* _Aim of the task_
Lines that hold the string "Jakie" are to be counted; give only their number.

* * * * * * *

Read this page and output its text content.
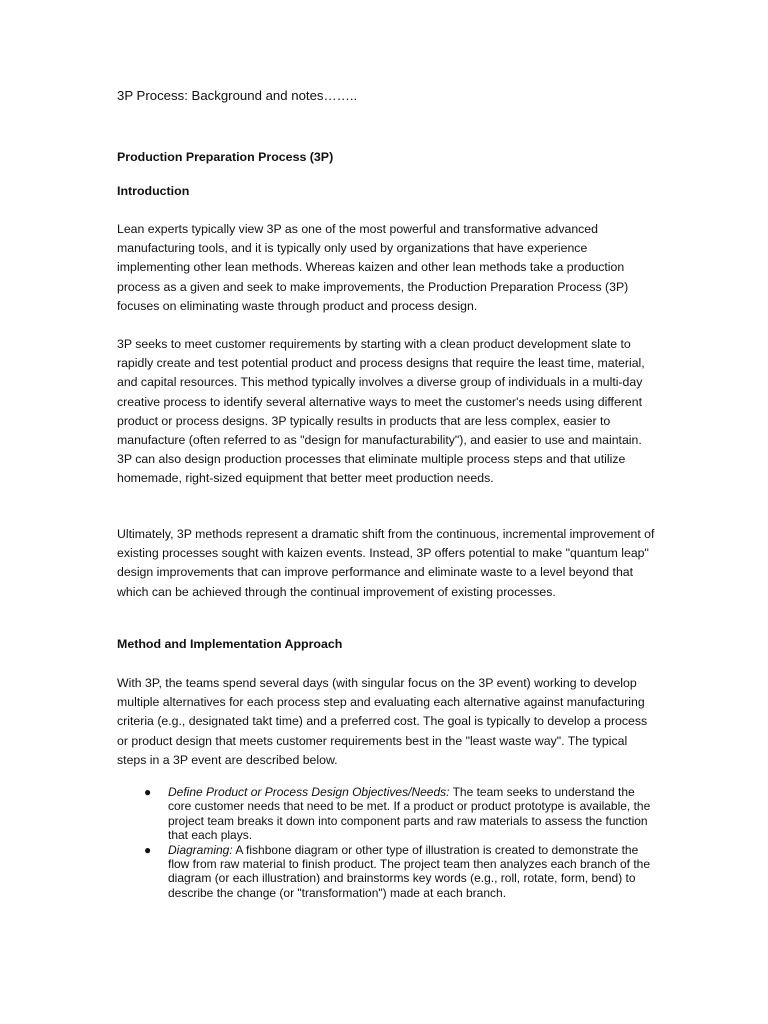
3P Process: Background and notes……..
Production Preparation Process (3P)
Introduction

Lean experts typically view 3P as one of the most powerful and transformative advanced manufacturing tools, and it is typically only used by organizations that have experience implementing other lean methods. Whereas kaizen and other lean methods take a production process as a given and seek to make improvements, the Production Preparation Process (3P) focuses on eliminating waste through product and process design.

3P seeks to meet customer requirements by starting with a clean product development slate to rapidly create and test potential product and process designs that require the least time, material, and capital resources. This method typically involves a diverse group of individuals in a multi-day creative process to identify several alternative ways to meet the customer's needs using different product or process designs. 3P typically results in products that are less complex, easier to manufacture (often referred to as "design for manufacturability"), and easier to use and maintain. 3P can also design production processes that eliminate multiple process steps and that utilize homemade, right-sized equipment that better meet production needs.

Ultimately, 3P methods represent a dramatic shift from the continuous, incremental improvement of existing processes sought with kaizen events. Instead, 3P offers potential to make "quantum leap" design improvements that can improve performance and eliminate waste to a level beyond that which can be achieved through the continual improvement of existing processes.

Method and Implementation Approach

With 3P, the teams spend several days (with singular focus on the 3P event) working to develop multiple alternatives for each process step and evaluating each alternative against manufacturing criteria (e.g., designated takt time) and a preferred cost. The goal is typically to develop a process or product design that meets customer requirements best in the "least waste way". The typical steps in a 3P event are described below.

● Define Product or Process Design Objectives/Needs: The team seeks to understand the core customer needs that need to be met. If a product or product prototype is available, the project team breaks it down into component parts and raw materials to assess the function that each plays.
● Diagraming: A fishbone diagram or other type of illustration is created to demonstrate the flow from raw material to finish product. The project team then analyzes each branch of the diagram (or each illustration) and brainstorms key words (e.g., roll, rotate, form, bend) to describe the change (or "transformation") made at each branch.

* * * * * * *

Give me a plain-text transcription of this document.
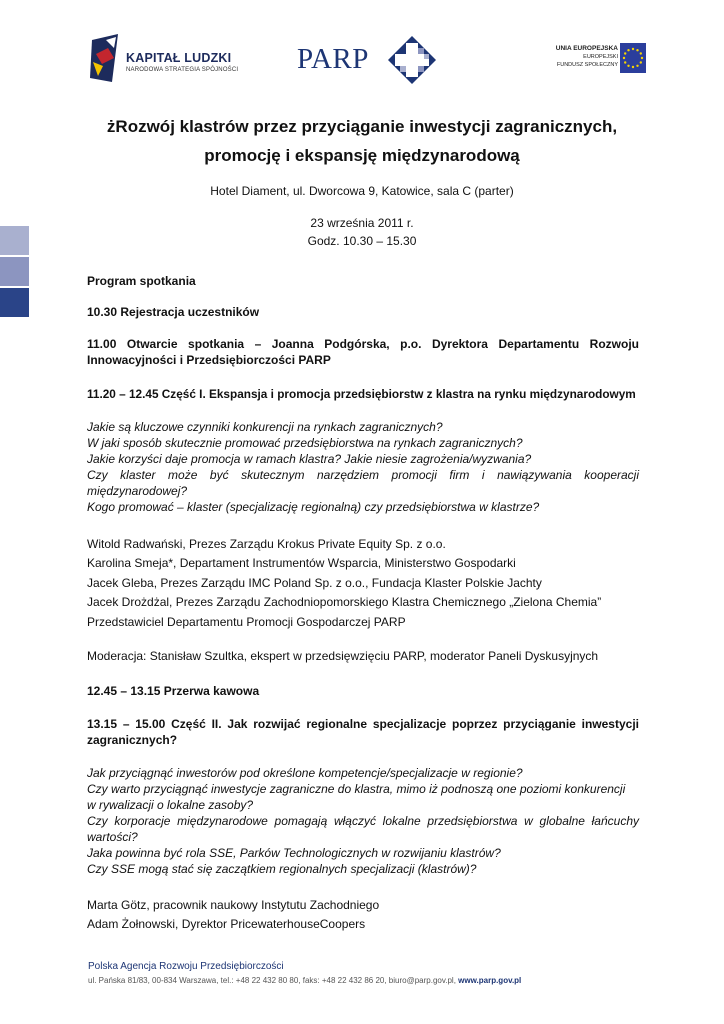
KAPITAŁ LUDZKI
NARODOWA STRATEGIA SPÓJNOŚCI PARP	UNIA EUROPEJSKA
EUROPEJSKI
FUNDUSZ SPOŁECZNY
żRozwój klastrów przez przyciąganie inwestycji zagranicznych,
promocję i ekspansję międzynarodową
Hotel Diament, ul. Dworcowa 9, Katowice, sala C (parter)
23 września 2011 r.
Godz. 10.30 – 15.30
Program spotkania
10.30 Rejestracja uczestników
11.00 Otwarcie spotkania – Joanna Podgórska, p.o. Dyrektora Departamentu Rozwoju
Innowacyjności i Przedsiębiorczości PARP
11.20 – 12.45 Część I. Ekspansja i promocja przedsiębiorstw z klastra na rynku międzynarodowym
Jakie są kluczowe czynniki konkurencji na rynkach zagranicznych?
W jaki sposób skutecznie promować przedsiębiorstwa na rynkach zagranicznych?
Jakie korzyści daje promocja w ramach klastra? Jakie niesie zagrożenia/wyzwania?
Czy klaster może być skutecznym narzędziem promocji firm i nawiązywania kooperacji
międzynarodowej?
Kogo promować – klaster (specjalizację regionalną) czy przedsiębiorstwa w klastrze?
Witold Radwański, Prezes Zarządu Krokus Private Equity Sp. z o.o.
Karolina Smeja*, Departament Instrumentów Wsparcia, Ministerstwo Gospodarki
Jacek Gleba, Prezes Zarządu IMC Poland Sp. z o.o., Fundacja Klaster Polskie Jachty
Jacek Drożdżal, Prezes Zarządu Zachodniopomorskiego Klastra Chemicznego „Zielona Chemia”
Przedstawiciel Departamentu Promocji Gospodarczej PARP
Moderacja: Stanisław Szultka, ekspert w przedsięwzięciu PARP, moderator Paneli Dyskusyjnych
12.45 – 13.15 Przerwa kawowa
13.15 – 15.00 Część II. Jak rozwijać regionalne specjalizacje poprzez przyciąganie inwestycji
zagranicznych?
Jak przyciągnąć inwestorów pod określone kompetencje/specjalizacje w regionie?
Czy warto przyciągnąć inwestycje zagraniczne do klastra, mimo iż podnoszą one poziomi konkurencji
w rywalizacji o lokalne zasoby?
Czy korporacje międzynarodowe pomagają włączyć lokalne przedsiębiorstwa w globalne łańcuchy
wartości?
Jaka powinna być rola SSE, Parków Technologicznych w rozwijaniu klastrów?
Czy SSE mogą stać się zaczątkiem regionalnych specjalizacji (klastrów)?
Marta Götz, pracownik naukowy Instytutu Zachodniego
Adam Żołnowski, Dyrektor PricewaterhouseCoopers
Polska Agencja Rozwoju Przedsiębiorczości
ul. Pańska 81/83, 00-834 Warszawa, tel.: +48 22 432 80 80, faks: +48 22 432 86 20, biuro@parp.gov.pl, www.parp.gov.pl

* * * * * * *

* _Finished exercise_
2